:: SELECTED EXCERPT

My understanding is the SwiftUI live previews _run_ the current view (without the rest of the app around it, but with the ability to provide sample values), which is fairly different from the WinForms or XAML UI designers in Windows development.

(And if it were similar to them, your criticism still wouldn't work, since if anything, the VB/WinForms UI designer is inspired by NeXT's Interface Builder, which Xcode's UI designer is a direct descendant of.)

Apple should be rightfully criticised for many things regarding development tools and processes these days, but I never understood whiners, who complain just about anything related to Apple (or any other entity, for that matter). Saying that auto layout was the failure and that the technology never worked from the very beginning can be done only by people who never actually used it. Probably for being too lazy to dedicate an hour or two to get into its concept. Because, that time was needed to understand auto layout concepts good enough to escape the realm of “springs and struts” (where our brains were captured for more than a decade) and start designing simple UIs in a much more logical way than “springs and struts” ever made it possible. And on top of it, be 100% sure the UI elements arrangement will stay consistent no matter how you resize surrounding views and windows.

::::
:: ROWS

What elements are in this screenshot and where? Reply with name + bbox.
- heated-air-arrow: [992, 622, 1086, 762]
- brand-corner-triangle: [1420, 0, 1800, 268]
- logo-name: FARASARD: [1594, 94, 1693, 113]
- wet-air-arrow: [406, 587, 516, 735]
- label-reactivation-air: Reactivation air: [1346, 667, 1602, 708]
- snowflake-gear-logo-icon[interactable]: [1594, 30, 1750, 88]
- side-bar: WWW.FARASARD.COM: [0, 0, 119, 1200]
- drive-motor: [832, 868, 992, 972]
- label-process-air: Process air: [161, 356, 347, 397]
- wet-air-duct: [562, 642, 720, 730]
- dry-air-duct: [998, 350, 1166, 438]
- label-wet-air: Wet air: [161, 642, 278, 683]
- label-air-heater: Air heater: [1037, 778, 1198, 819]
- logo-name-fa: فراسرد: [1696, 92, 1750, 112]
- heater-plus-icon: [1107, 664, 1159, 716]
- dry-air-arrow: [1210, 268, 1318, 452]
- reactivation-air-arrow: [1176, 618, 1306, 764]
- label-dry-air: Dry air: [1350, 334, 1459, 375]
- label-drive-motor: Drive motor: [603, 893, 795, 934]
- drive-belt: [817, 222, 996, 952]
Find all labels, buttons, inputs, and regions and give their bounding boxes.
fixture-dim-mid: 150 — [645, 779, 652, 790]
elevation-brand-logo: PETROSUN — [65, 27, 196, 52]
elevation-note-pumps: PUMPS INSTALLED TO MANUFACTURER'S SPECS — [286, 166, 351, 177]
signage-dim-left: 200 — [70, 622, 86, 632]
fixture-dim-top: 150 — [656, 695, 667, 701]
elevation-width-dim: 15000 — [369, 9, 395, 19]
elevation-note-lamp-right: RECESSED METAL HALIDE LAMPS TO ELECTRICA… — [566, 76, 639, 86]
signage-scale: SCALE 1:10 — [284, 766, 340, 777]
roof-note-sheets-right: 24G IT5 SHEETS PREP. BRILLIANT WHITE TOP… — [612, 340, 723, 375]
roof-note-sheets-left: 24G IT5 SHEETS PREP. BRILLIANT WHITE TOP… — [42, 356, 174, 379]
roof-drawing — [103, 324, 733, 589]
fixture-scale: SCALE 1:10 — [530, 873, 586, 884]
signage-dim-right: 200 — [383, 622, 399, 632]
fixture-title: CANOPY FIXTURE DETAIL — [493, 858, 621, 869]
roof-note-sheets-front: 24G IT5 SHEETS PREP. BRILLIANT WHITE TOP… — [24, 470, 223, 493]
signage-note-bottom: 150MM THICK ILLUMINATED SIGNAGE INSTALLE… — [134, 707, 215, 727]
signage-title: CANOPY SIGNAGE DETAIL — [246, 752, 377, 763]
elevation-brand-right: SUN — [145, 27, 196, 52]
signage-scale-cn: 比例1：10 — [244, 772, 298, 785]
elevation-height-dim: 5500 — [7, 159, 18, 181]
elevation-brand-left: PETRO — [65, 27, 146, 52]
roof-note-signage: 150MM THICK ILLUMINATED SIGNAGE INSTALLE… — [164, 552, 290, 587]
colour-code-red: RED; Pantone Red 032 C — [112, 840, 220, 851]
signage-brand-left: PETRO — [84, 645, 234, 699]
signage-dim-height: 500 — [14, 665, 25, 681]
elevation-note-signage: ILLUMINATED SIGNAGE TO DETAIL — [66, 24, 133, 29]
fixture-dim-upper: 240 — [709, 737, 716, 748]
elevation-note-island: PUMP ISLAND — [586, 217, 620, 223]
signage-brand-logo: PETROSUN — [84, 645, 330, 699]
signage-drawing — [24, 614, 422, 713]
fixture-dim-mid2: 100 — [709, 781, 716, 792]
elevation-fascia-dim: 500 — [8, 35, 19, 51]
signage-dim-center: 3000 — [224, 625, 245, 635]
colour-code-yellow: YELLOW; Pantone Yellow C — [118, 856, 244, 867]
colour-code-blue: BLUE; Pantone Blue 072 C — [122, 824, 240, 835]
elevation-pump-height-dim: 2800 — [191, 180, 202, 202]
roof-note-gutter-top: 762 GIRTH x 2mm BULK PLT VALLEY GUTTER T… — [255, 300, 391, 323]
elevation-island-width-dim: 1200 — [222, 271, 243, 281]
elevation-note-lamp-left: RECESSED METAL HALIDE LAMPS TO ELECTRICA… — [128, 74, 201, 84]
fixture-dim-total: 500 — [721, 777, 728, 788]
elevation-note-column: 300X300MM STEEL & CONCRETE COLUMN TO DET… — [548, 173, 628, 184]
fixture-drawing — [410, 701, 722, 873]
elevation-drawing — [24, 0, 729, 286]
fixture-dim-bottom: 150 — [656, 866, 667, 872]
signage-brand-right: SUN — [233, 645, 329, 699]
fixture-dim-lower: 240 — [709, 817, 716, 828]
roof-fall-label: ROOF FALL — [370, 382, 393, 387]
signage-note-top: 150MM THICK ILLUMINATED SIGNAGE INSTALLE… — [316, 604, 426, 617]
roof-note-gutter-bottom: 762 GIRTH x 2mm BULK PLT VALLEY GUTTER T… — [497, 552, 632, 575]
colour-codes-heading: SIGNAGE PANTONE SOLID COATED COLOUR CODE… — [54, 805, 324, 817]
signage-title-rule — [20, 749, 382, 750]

::::

** COMPLETE THE FOLLOWING **
[1] In the SwiftUI and auto layout discussion, what is Xcode's UI designer said to be a direct descendant of?
[2] Please resume the SwiftUI and auto layout discussion, carrying on after its last sentence.

** ANSWERS BELOW **
[1] NeXT's Interface Builder.

[2]
For more (and very) complex UIs, auto layout removed a need for thousands (literarily) lines of boilerplate code and even that code very ofter couldn't guarantee your UI will stay consistent in every possible situation. Martin mentioned localisation, rightfully so; before auto layout, the only way to be completely sure your UI will be consistent and look right in all localisations was to create a copy of EVERY nib in your project for EVERY localisation you provide. Auto layout solved that with only ONE nib and NO additional code at all (perhaps sometimes in some extremely rare situations).

Auto layout was based on some mathematical principles and when it was first presented on WWDC in 2001 (I think), even the list of scientistic papers backing the technology was listed in the presentation (I'm lazy to dig it now). I cannot be sure, but it may be UI layout in SwiftUI is further development based on same mathematical principles, but involving less of developer's input. Whether that was good or bad idea, we are about to see.

Sören Nils Kuklau

>Auto layout was based on some mathematical principles and when it was first presented on WWDC in 2001 (I think)

Er.

I don't think Autolayout was introduced until 2012?

And while I wouldn't call it a "failure" as someone else did, it does seem kind of damning (and a bit Microsoft-esque) that, shortly after shipping it, they already started developing yet another incompatible layout system. It's missing the coherent single-path-forward story.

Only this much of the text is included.